-- Start of Data to process --

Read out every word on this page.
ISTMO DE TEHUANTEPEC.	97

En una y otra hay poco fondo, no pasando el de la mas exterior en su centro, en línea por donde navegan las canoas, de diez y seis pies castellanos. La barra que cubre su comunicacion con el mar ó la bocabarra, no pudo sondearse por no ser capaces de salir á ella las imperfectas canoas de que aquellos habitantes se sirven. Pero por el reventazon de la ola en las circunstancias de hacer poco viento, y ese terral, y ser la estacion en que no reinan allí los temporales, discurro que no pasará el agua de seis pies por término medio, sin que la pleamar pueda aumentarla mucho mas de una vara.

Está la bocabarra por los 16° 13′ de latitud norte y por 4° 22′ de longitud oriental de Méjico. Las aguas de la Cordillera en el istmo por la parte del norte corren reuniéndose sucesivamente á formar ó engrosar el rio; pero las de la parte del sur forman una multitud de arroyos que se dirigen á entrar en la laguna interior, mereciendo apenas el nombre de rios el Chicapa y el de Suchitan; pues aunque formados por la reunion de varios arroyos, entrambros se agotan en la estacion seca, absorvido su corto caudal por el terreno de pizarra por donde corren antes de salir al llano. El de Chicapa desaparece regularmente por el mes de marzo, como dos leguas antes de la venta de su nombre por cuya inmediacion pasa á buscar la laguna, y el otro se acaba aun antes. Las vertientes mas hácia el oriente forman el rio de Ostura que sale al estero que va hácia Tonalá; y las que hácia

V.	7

-- End of Data to process --

• _What this task involves_
Retype the data in full and match it exactly.

• _Output for this exercise_
Read out every word on this page.
ISTMO DE TEHUANTEPEC.	97

En una y otra hay poco fondo, no pasando el de la mas exterior en su centro, en línea por donde navegan las canoas, de diez y seis pies castellanos. La barra que cubre su comunicacion con el mar ó la bocabarra, no pudo sondearse por no ser capaces de salir á ella las imperfectas canoas de que aquellos habitantes se sirven. Pero por el reventazon de la ola en las circunstancias de hacer poco viento, y ese terral, y ser la estacion en que no reinan allí los temporales, discurro que no pasará el agua de seis pies por término medio, sin que la pleamar pueda aumentarla mucho mas de una vara.

Está la bocabarra por los 16° 13′ de latitud norte y por 4° 22′ de longitud oriental de Méjico. Las aguas de la Cordillera en el istmo por la parte del norte corren reuniéndose sucesivamente á formar ó engrosar el rio; pero las de la parte del sur forman una multitud de arroyos que se dirigen á entrar en la laguna interior, mereciendo apenas el nombre de rios el Chicapa y el de Suchitan; pues aunque formados por la reunion de varios arroyos, entrambros se agotan en la estacion seca, absorvido su corto caudal por el terreno de pizarra por donde corren antes de salir al llano. El de Chicapa desaparece regularmente por el mes de marzo, como dos leguas antes de la venta de su nombre por cuya inmediacion pasa á buscar la laguna, y el otro se acaba aun antes. Las vertientes mas hácia el oriente forman el rio de Ostura que sale al estero que va hácia Tonalá; y las que hácia

V.	7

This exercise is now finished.